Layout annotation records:
◇ ◇ ◇ ◇ ◇

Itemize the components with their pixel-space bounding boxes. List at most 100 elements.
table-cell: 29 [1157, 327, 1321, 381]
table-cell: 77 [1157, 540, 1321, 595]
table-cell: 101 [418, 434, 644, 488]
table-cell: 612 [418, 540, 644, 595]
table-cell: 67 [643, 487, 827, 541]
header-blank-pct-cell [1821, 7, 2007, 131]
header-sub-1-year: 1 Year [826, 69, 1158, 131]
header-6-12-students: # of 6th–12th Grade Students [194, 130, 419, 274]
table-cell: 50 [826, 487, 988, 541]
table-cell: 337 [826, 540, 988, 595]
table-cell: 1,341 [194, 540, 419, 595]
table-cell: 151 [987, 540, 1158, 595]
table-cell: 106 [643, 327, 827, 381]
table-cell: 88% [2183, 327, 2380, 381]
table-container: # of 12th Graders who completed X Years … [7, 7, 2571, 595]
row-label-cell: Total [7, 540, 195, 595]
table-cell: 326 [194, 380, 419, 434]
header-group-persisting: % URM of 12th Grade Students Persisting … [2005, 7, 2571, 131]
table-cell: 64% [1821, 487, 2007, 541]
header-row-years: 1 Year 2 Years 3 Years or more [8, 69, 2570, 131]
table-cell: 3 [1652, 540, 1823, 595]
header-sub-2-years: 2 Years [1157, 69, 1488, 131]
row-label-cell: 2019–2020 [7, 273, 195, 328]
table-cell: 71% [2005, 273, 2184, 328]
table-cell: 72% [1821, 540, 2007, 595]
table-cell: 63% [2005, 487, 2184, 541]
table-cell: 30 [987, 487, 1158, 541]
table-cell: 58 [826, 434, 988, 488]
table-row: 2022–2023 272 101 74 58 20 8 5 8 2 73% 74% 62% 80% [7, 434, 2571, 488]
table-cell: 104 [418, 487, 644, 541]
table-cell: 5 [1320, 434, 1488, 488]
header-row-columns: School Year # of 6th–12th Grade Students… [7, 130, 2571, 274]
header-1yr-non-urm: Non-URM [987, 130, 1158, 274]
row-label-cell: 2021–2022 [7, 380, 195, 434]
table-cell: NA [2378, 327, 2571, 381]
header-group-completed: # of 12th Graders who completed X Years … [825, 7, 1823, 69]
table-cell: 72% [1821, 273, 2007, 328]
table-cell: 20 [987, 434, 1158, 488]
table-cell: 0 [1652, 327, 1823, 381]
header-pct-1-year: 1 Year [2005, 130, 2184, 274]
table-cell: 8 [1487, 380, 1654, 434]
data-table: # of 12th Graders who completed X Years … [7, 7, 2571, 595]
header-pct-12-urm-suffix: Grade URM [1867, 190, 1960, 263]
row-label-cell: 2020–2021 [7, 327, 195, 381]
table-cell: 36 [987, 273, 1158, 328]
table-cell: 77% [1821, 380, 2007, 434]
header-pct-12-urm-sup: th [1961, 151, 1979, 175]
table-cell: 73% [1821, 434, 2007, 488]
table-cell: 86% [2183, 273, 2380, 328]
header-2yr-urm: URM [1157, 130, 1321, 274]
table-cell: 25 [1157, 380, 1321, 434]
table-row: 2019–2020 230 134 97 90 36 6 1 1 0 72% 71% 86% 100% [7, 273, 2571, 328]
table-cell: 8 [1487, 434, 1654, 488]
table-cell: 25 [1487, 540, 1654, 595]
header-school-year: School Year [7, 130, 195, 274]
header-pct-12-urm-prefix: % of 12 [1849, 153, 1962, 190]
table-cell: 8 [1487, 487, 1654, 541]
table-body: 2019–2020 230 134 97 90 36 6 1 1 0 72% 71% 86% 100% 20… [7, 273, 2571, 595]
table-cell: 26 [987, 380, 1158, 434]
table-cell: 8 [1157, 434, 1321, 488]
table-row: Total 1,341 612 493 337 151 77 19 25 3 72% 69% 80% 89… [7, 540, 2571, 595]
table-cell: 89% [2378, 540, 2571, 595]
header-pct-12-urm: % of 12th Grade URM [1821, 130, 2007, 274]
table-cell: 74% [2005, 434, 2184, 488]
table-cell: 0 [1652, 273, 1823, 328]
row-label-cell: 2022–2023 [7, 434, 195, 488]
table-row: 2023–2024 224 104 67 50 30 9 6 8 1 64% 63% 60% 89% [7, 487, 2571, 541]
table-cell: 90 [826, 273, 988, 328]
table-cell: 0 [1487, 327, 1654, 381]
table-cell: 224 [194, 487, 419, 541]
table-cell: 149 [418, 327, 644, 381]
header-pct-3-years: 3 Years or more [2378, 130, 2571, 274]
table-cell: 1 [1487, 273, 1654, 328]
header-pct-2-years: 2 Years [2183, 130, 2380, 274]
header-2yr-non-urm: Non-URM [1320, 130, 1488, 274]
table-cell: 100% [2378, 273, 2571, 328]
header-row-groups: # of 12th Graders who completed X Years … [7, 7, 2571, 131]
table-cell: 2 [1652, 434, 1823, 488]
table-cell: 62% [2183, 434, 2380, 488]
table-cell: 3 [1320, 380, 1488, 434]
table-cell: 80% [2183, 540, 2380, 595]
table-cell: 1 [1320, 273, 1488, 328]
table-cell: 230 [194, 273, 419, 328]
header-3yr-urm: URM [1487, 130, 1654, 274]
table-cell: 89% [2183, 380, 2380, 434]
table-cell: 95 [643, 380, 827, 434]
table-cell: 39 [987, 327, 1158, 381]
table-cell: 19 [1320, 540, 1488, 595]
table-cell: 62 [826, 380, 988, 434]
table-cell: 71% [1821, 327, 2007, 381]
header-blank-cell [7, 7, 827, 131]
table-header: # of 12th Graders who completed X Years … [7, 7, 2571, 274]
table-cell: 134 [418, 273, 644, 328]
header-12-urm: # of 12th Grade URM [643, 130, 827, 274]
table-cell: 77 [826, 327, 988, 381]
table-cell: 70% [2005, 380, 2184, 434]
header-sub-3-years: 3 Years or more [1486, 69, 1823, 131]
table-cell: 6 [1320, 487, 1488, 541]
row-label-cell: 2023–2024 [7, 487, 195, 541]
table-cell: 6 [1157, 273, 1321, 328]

◇ ◇ ◇ ◇ ◇

TASK PROMPT>
Please repeat every line of the records above word for word.

RESPONSE>
Itemize the components with their pixel-space bounding boxes. List at most 100 elements.
table-cell: 29 [1157, 327, 1321, 381]
table-cell: 77 [1157, 540, 1321, 595]
table-cell: 101 [418, 434, 644, 488]
table-cell: 612 [418, 540, 644, 595]
table-cell: 67 [643, 487, 827, 541]
header-blank-pct-cell [1821, 7, 2007, 131]
header-sub-1-year: 1 Year [826, 69, 1158, 131]
header-6-12-students: # of 6th–12th Grade Students [194, 130, 419, 274]
table-cell: 50 [826, 487, 988, 541]
table-cell: 337 [826, 540, 988, 595]
table-cell: 1,341 [194, 540, 419, 595]
table-cell: 151 [987, 540, 1158, 595]
table-cell: 106 [643, 327, 827, 381]
table-cell: 88% [2183, 327, 2380, 381]
table-container: # of 12th Graders who completed X Years … [7, 7, 2571, 595]
row-label-cell: Total [7, 540, 195, 595]
table-cell: 326 [194, 380, 419, 434]
header-group-persisting: % URM of 12th Grade Students Persisting … [2005, 7, 2571, 131]
table-cell: 64% [1821, 487, 2007, 541]
header-row-years: 1 Year 2 Years 3 Years or more [8, 69, 2570, 131]
table-cell: 3 [1652, 540, 1823, 595]
header-sub-2-years: 2 Years [1157, 69, 1488, 131]
row-label-cell: 2019–2020 [7, 273, 195, 328]
table-cell: 71% [2005, 273, 2184, 328]
table-cell: 72% [1821, 540, 2007, 595]
table-cell: 63% [2005, 487, 2184, 541]
table-cell: 30 [987, 487, 1158, 541]
table-cell: 58 [826, 434, 988, 488]
table-row: 2022–2023 272 101 74 58 20 8 5 8 2 73% 74% 62% 80% [7, 434, 2571, 488]
table-cell: 104 [418, 487, 644, 541]
table-cell: 5 [1320, 434, 1488, 488]
header-row-columns: School Year # of 6th–12th Grade Students… [7, 130, 2571, 274]
header-1yr-non-urm: Non-URM [987, 130, 1158, 274]
row-label-cell: 2021–2022 [7, 380, 195, 434]
table-cell: NA [2378, 327, 2571, 381]
header-group-completed: # of 12th Graders who completed X Years … [825, 7, 1823, 69]
table-cell: 72% [1821, 273, 2007, 328]
table-cell: 20 [987, 434, 1158, 488]
table-cell: 0 [1652, 327, 1823, 381]
header-pct-1-year: 1 Year [2005, 130, 2184, 274]
table-cell: 8 [1487, 380, 1654, 434]
data-table: # of 12th Graders who completed X Years … [7, 7, 2571, 595]
header-pct-12-urm-suffix: Grade URM [1867, 190, 1960, 263]
row-label-cell: 2020–2021 [7, 327, 195, 381]
table-cell: 36 [987, 273, 1158, 328]
table-cell: 77% [1821, 380, 2007, 434]
header-pct-12-urm-sup: th [1961, 151, 1979, 175]
table-cell: 73% [1821, 434, 2007, 488]
table-cell: 86% [2183, 273, 2380, 328]
header-2yr-urm: URM [1157, 130, 1321, 274]
table-cell: 25 [1157, 380, 1321, 434]
table-row: 2019–2020 230 134 97 90 36 6 1 1 0 72% 71% 86% 100% [7, 273, 2571, 328]
table-cell: 8 [1487, 434, 1654, 488]
table-cell: 25 [1487, 540, 1654, 595]
header-school-year: School Year [7, 130, 195, 274]
header-pct-12-urm-prefix: % of 12 [1849, 153, 1962, 190]
table-cell: 8 [1487, 487, 1654, 541]
table-body: 2019–2020 230 134 97 90 36 6 1 1 0 72% 71% 86% 100% 20… [7, 273, 2571, 595]
table-cell: 26 [987, 380, 1158, 434]
table-cell: 8 [1157, 434, 1321, 488]
table-row: Total 1,341 612 493 337 151 77 19 25 3 72% 69% 80% 89… [7, 540, 2571, 595]
table-cell: 89% [2378, 540, 2571, 595]
header-pct-12-urm: % of 12th Grade URM [1821, 130, 2007, 274]
table-cell: 74% [2005, 434, 2184, 488]
table-cell: 0 [1652, 273, 1823, 328]
row-label-cell: 2022–2023 [7, 434, 195, 488]
table-row: 2023–2024 224 104 67 50 30 9 6 8 1 64% 63% 60% 89% [7, 487, 2571, 541]
table-cell: 90 [826, 273, 988, 328]
table-cell: 0 [1487, 327, 1654, 381]
table-cell: 224 [194, 487, 419, 541]
table-cell: 149 [418, 327, 644, 381]
header-pct-3-years: 3 Years or more [2378, 130, 2571, 274]
table-cell: 1 [1487, 273, 1654, 328]
header-pct-2-years: 2 Years [2183, 130, 2380, 274]
header-2yr-non-urm: Non-URM [1320, 130, 1488, 274]
table-cell: 100% [2378, 273, 2571, 328]
header-row-groups: # of 12th Graders who completed X Years … [7, 7, 2571, 131]
table-cell: 2 [1652, 434, 1823, 488]
table-cell: 62% [2183, 434, 2380, 488]
table-cell: 3 [1320, 380, 1488, 434]
table-cell: 80% [2183, 540, 2380, 595]
table-cell: 1 [1320, 273, 1488, 328]
table-cell: 230 [194, 273, 419, 328]
header-3yr-urm: URM [1487, 130, 1654, 274]
table-cell: 89% [2183, 380, 2380, 434]
table-cell: 95 [643, 380, 827, 434]
table-cell: 39 [987, 327, 1158, 381]
table-cell: 19 [1320, 540, 1488, 595]
table-cell: 62 [826, 380, 988, 434]
table-cell: 71% [1821, 327, 2007, 381]
header-blank-cell [7, 7, 827, 131]
table-header: # of 12th Graders who completed X Years … [7, 7, 2571, 274]
table-cell: 134 [418, 273, 644, 328]
header-12-urm: # of 12th Grade URM [643, 130, 827, 274]
table-cell: 77 [826, 327, 988, 381]
table-cell: 70% [2005, 380, 2184, 434]
header-sub-3-years: 3 Years or more [1486, 69, 1823, 131]
table-cell: 6 [1320, 487, 1488, 541]
row-label-cell: 2023–2024 [7, 487, 195, 541]
table-cell: 6 [1157, 273, 1321, 328]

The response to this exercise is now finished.